» TASK DIRECTIONS: Rewrite all of the data below as a numbered list, skipping blank lines and leaving out the pictures.

>> start SUPPLIED MATERIAL

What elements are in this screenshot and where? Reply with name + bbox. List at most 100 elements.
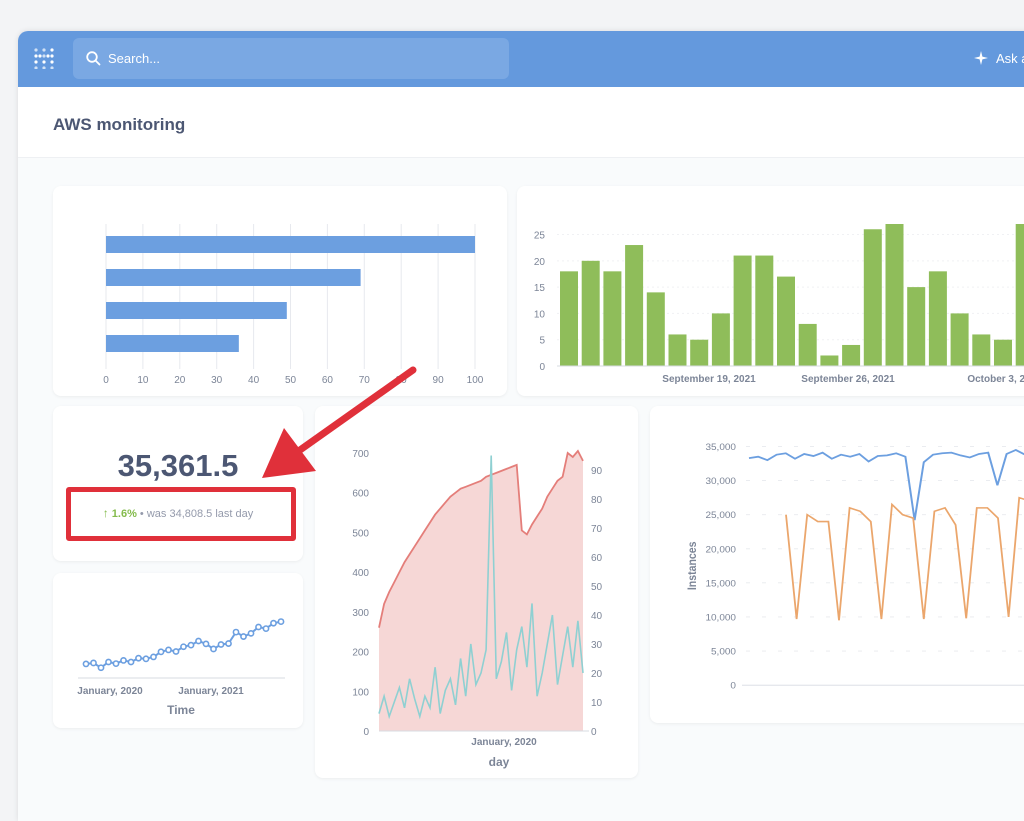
- bar: [928, 271, 947, 366]
- y-tick-label: 30,000: [705, 476, 736, 486]
- area-fill: [379, 451, 583, 731]
- trend-line-chart: January, 2020 January, 2021 Time: [77, 618, 285, 717]
- y-tick-label: 20: [534, 257, 546, 268]
- x-tick-label: 0: [103, 375, 109, 386]
- x-tick-label: 100: [467, 375, 484, 386]
- previous-value: was 34,808.5: [146, 508, 213, 520]
- horizontal-bar-chart-card[interactable]: 0 10 20 30 40 50 60 70 80 90 100: [53, 186, 507, 396]
- x-tick-label: 60: [322, 375, 334, 386]
- y-tick-label-right: 30: [591, 640, 603, 651]
- app-window: Search... Ask a AWS monitoring 0 10 20 30 40…: [18, 31, 1024, 821]
- data-point: [247, 629, 255, 637]
- x-tick-label: 50: [285, 375, 297, 386]
- scalar-card[interactable]: 35,361.5 ↑ 1.6% • was 34,808.5 last day: [53, 406, 303, 561]
- data-point: [262, 625, 270, 632]
- data-point: [165, 646, 172, 654]
- bar: [972, 334, 991, 366]
- x-tick-label: January, 2020: [471, 737, 537, 748]
- instances-line-chart-card[interactable]: 0 5,000 10,000 15,000 20,000 25,000 30,000 35,0…: [650, 406, 1024, 723]
- x-tick-label: January, 2020: [77, 686, 143, 697]
- data-point: [232, 628, 240, 636]
- bar: [690, 339, 709, 366]
- change-percent: 1.6%: [111, 508, 137, 520]
- data-point: [150, 653, 157, 661]
- y-tick-label-right: 70: [591, 524, 603, 535]
- line-series: [378, 455, 584, 720]
- x-tick-label: October 3, 20: [967, 374, 1024, 385]
- bar: [106, 335, 239, 352]
- daily-bar-chart-card[interactable]: 0 5 10 15 20 25 September 19, 2021 September 26…: [517, 186, 1024, 396]
- data-point: [217, 641, 225, 648]
- x-tick-label: 90: [433, 375, 445, 386]
- search-bar[interactable]: Search...: [73, 38, 509, 79]
- y-tick-label-right: 60: [591, 553, 603, 564]
- metabase-logo-icon[interactable]: [33, 47, 55, 69]
- x-tick-label: September 19, 2021: [662, 374, 756, 385]
- data-point: [172, 648, 180, 655]
- data-point: [142, 655, 150, 663]
- x-tick-label: 10: [137, 375, 149, 386]
- top-nav-bar: Search... Ask a: [18, 31, 1024, 87]
- data-point: [135, 654, 142, 662]
- y-tick-label: 25: [534, 231, 546, 242]
- data-point: [112, 660, 120, 667]
- bar: [560, 271, 578, 366]
- bar: [994, 339, 1012, 366]
- y-tick-label: 25,000: [705, 510, 736, 520]
- data-point: [210, 645, 217, 653]
- data-point: [127, 658, 135, 666]
- y-tick-label: 10,000: [705, 612, 736, 622]
- search-icon: [86, 51, 101, 66]
- y-tick-label-right: 40: [591, 611, 603, 622]
- ask-button-label: Ask a: [996, 51, 1024, 66]
- arrow-up-icon: ↑: [102, 506, 109, 520]
- data-point: [270, 619, 277, 627]
- y-tick-label-left: 200: [352, 648, 369, 659]
- comparison-separator: •: [139, 508, 144, 520]
- bar: [1015, 224, 1024, 366]
- bar: [798, 323, 817, 366]
- dual-axis-chart-card[interactable]: 0 100 200 300 400 500 600 700 0 10 20 30 40 50 60 70 80 9…: [315, 406, 638, 778]
- data-point: [225, 640, 232, 647]
- bar: [863, 229, 882, 366]
- x-tick-label: 30: [211, 375, 223, 386]
- y-tick-label: 15: [534, 283, 546, 294]
- data-point: [97, 664, 105, 672]
- y-tick-label-left: 700: [352, 449, 369, 460]
- bar: [820, 355, 839, 366]
- x-tick-label: 20: [174, 375, 186, 386]
- y-tick-label-left: 500: [352, 528, 369, 539]
- y-tick-label: 10: [534, 309, 546, 320]
- bar: [603, 271, 622, 366]
- data-point: [105, 658, 112, 666]
- y-tick-label-left: 0: [363, 727, 369, 738]
- data-point: [277, 618, 285, 625]
- y-tick-label-right: 0: [591, 727, 597, 738]
- data-point: [157, 648, 165, 656]
- y-tick-label: 5,000: [711, 646, 736, 656]
- sparkle-icon: [974, 51, 988, 65]
- trend-line-chart-card[interactable]: January, 2020 January, 2021 Time: [53, 573, 303, 728]
- y-tick-label: 0: [730, 680, 736, 690]
- y-tick-label: 0: [539, 362, 545, 373]
- search-placeholder[interactable]: Search...: [108, 51, 161, 66]
- y-tick-label: 5: [539, 336, 545, 347]
- data-point: [255, 623, 262, 631]
- dual-axis-chart: 0 100 200 300 400 500 600 700 0 10 20 30 40 50 60 70 80 9…: [352, 449, 603, 769]
- bar: [106, 302, 287, 319]
- bar: [106, 236, 475, 253]
- data-point: [90, 659, 97, 667]
- data-point: [202, 640, 210, 648]
- y-tick-label-left: 400: [352, 568, 369, 579]
- y-tick-label-right: 90: [591, 466, 603, 477]
- dashboard-title[interactable]: AWS monitoring: [53, 115, 186, 134]
- x-tick-label: 80: [396, 375, 408, 386]
- y-tick-label: 15,000: [705, 578, 736, 588]
- y-axis-title: Instances: [686, 541, 699, 590]
- bar: [106, 269, 361, 286]
- data-point: [195, 637, 202, 645]
- daily-bar-chart: 0 5 10 15 20 25 September 19, 2021 September 26…: [534, 224, 1024, 385]
- scalar-comparison: ↑ 1.6% • was 34,808.5 last day: [53, 506, 303, 520]
- comparison-period: last day: [215, 508, 254, 520]
- instances-line-chart: 0 5,000 10,000 15,000 20,000 25,000 30,000 35,0…: [686, 442, 1024, 691]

>> end SUPPLIED MATERIAL

» EXPECTED OUTPUT:
1. What elements are in this screenshot and where? Reply with name + bbox. List at most 100 elements.
2. - bar: [928, 271, 947, 366]
3. - y-tick-label: 30,000: [705, 476, 736, 486]
4. - area-fill: [379, 451, 583, 731]
5. - trend-line-chart: January, 2020 January, 2021 Time: [77, 618, 285, 717]
6. - y-tick-label: 20: [534, 257, 546, 268]
7. - x-tick-label: 0: [103, 375, 109, 386]
8. - x-tick-label: 100: [467, 375, 484, 386]
9. - previous-value: was 34,808.5: [146, 508, 213, 520]
10. - horizontal-bar-chart-card[interactable]: 0 10 20 30 40 50 60 70 80 90 100: [53, 186, 507, 396]
11. - x-tick-label: 60: [322, 375, 334, 386]
12. - y-tick-label-right: 30: [591, 640, 603, 651]
13. - app-window: Search... Ask a AWS monitoring 0 10 20 30 40…: [18, 31, 1024, 821]
14. - data-point: [247, 629, 255, 637]
15. - x-tick-label: 50: [285, 375, 297, 386]
16. - scalar-card[interactable]: 35,361.5 ↑ 1.6% • was 34,808.5 last day: [53, 406, 303, 561]
17. - data-point: [262, 625, 270, 632]
18. - data-point: [165, 646, 172, 654]
19. - bar: [972, 334, 991, 366]
20. - x-tick-label: January, 2020: [471, 737, 537, 748]
21. - instances-line-chart-card[interactable]: 0 5,000 10,000 15,000 20,000 25,000 30,000 35,0…: [650, 406, 1024, 723]
22. - x-tick-label: January, 2020: [77, 686, 143, 697]
23. - data-point: [232, 628, 240, 636]
24. - bar: [690, 339, 709, 366]
25. - change-percent: 1.6%: [111, 508, 137, 520]
26. - data-point: [150, 653, 157, 661]
27. - y-tick-label-right: 70: [591, 524, 603, 535]
28. - line-series: [378, 455, 584, 720]
29. - x-tick-label: October 3, 20: [967, 374, 1024, 385]
30. - bar: [106, 335, 239, 352]
31. - daily-bar-chart-card[interactable]: 0 5 10 15 20 25 September 19, 2021 September 26…: [517, 186, 1024, 396]
32. - data-point: [217, 641, 225, 648]
33. - x-tick-label: 90: [433, 375, 445, 386]
34. - search-bar[interactable]: Search...: [73, 38, 509, 79]
35. - y-tick-label-right: 60: [591, 553, 603, 564]
36. - metabase-logo-icon[interactable]: [33, 47, 55, 69]
37. - x-tick-label: September 19, 2021: [662, 374, 756, 385]
38. - data-point: [172, 648, 180, 655]
39. - data-point: [142, 655, 150, 663]
40. - x-tick-label: 10: [137, 375, 149, 386]
41. - top-nav-bar: Search... Ask a: [18, 31, 1024, 87]
42. - data-point: [135, 654, 142, 662]
43. - y-tick-label: 25: [534, 231, 546, 242]
44. - data-point: [112, 660, 120, 667]
45. - bar: [560, 271, 578, 366]
46. - bar: [994, 339, 1012, 366]
47. - y-tick-label: 25,000: [705, 510, 736, 520]
48. - data-point: [210, 645, 217, 653]
49. - data-point: [127, 658, 135, 666]
50. - y-tick-label: 10,000: [705, 612, 736, 622]
51. - search-icon: [86, 51, 101, 66]
52. - y-tick-label-right: 40: [591, 611, 603, 622]
53. - ask-button-label: Ask a: [996, 51, 1024, 66]
54. - arrow-up-icon: ↑: [102, 506, 109, 520]
55. - data-point: [270, 619, 277, 627]
56. - y-tick-label-left: 200: [352, 648, 369, 659]
57. - comparison-separator: •: [139, 508, 144, 520]
58. - bar: [1015, 224, 1024, 366]
59. - bar: [798, 323, 817, 366]
60. - dual-axis-chart-card[interactable]: 0 100 200 300 400 500 600 700 0 10 20 30 40 50 60 70 80 9…: [315, 406, 638, 778]
61. - data-point: [225, 640, 232, 647]
62. - bar: [863, 229, 882, 366]
63. - x-tick-label: 30: [211, 375, 223, 386]
64. - y-tick-label: 15: [534, 283, 546, 294]
65. - data-point: [97, 664, 105, 672]
66. - y-tick-label-left: 700: [352, 449, 369, 460]
67. - bar: [820, 355, 839, 366]
68. - x-tick-label: 20: [174, 375, 186, 386]
69. - y-tick-label-left: 500: [352, 528, 369, 539]
70. - y-tick-label: 10: [534, 309, 546, 320]
71. - bar: [603, 271, 622, 366]
72. - data-point: [105, 658, 112, 666]
73. - y-tick-label-left: 0: [363, 727, 369, 738]
74. - data-point: [277, 618, 285, 625]
75. - y-tick-label-right: 0: [591, 727, 597, 738]
76. - data-point: [157, 648, 165, 656]
77. - y-tick-label: 5,000: [711, 646, 736, 656]
78. - sparkle-icon: [974, 51, 988, 65]
79. - trend-line-chart-card[interactable]: January, 2020 January, 2021 Time: [53, 573, 303, 728]
80. - y-tick-label: 0: [730, 680, 736, 690]
81. - y-tick-label: 0: [539, 362, 545, 373]
82. - search-placeholder[interactable]: Search...: [108, 51, 161, 66]
83. - y-tick-label: 5: [539, 336, 545, 347]
84. - data-point: [255, 623, 262, 631]
85. - dual-axis-chart: 0 100 200 300 400 500 600 700 0 10 20 30 40 50 60 70 80 9…: [352, 449, 603, 769]
86. - bar: [106, 302, 287, 319]
87. - bar: [106, 236, 475, 253]
88. - data-point: [90, 659, 97, 667]
89. - data-point: [202, 640, 210, 648]
90. - y-tick-label-left: 400: [352, 568, 369, 579]
91. - y-tick-label-right: 90: [591, 466, 603, 477]
92. - dashboard-title[interactable]: AWS monitoring: [53, 115, 186, 134]
93. - x-tick-label: 80: [396, 375, 408, 386]
94. - y-tick-label: 15,000: [705, 578, 736, 588]
95. - y-axis-title: Instances: [686, 541, 699, 590]
96. - bar: [106, 269, 361, 286]
97. - data-point: [195, 637, 202, 645]
98. - daily-bar-chart: 0 5 10 15 20 25 September 19, 2021 September 26…: [534, 224, 1024, 385]
99. - scalar-comparison: ↑ 1.6% • was 34,808.5 last day: [53, 506, 303, 520]
100. - comparison-period: last day: [215, 508, 254, 520]
101. - instances-line-chart: 0 5,000 10,000 15,000 20,000 25,000 30,000 35,0…: [686, 442, 1024, 691]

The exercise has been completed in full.